Gather every line in the records below that contains the word "Locking".

Start

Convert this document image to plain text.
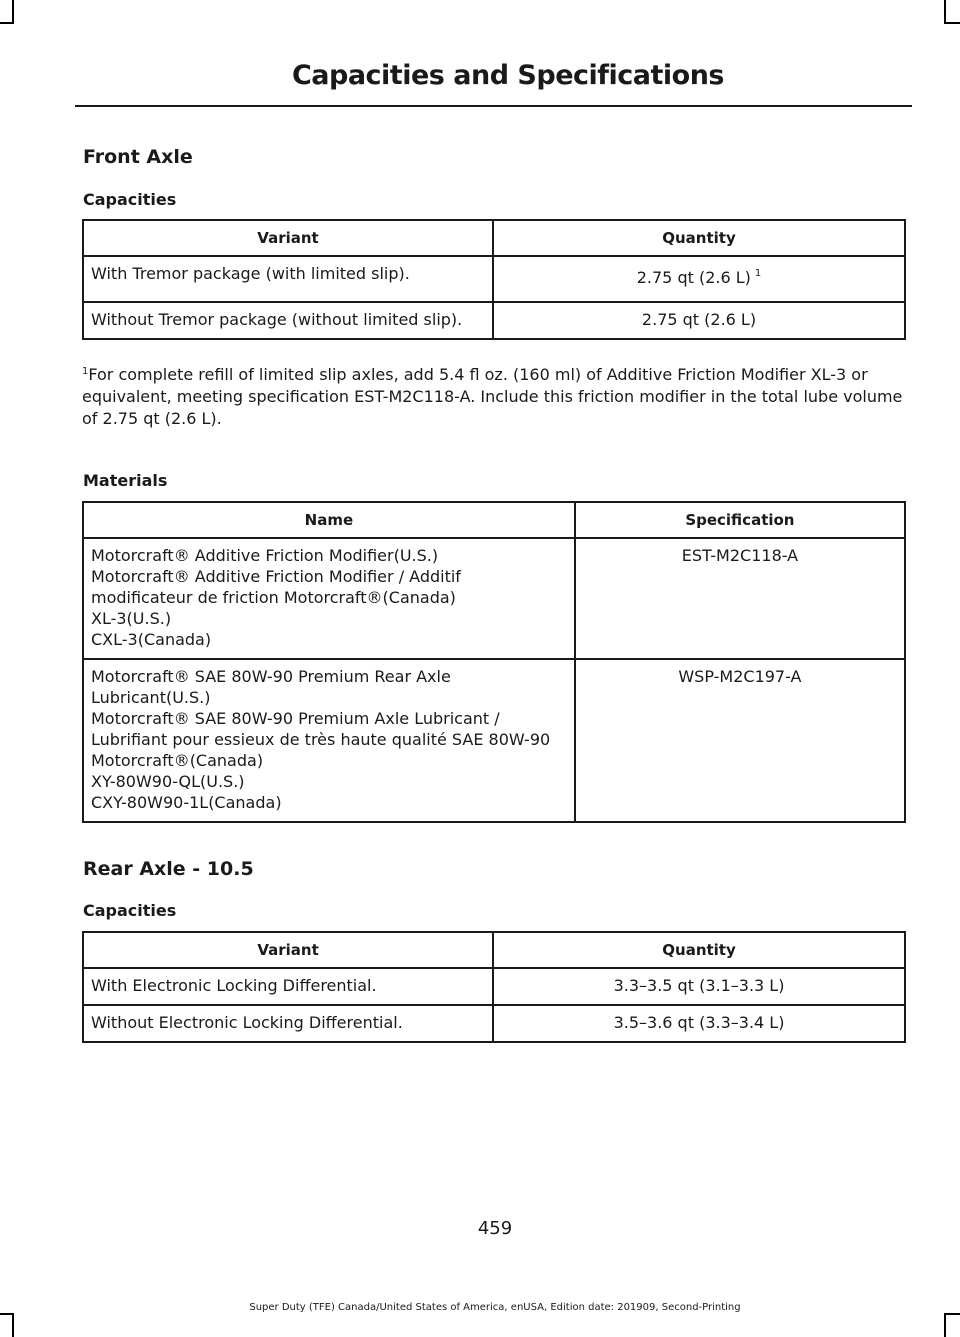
Capacities and Specifications
Front Axle
Capacities
Variant	Quantity
With Tremor package (with limited slip).	2.75 qt (2.6 L) $^1$
Without Tremor package (without limited slip).	2.75 qt (2.6 L)
$^1$For complete refill of limited slip axles, add 5.4 fl oz. (160 ml) of Additive Friction Modifier XL-3 or equivalent, meeting specification EST-M2C118-A. Include this friction modifier in the total lube volume of 2.75 qt (2.6 L).
Materials
Name	Specification

Motorcraft® Additive Friction Modifier(U.S.)
Motorcraft® Additive Friction Modifier / Additif modificateur de friction Motorcraft®(Canada)
XL-3(U.S.)
CXL-3(Canada)	EST-M2C118-A

Motorcraft® SAE 80W-90 Premium Rear Axle Lubricant(U.S.)
Motorcraft® SAE 80W-90 Premium Axle Lubricant / Lubrifiant pour essieux de très haute qualité SAE 80W-90 Motorcraft®(Canada)
XY-80W90-QL(U.S.)
CXY-80W90-1L(Canada)	WSP-M2C197-A
Rear Axle - 10.5
Capacities
Variant	Quantity
With Electronic Locking Differential.	3.3–3.5 qt (3.1–3.3 L)
Without Electronic Locking Differential.	3.5–3.6 qt (3.3–3.4 L)
459
Super Duty (TFE) Canada/United States of America, enUSA, Edition date: 201909, Second-Printing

End

• _Response to this task_
With Electronic Locking Differential.	3.3–3.5 qt (3.1–3.3 L)
Without Electronic Locking Differential.	3.5–3.6 qt (3.3–3.4 L)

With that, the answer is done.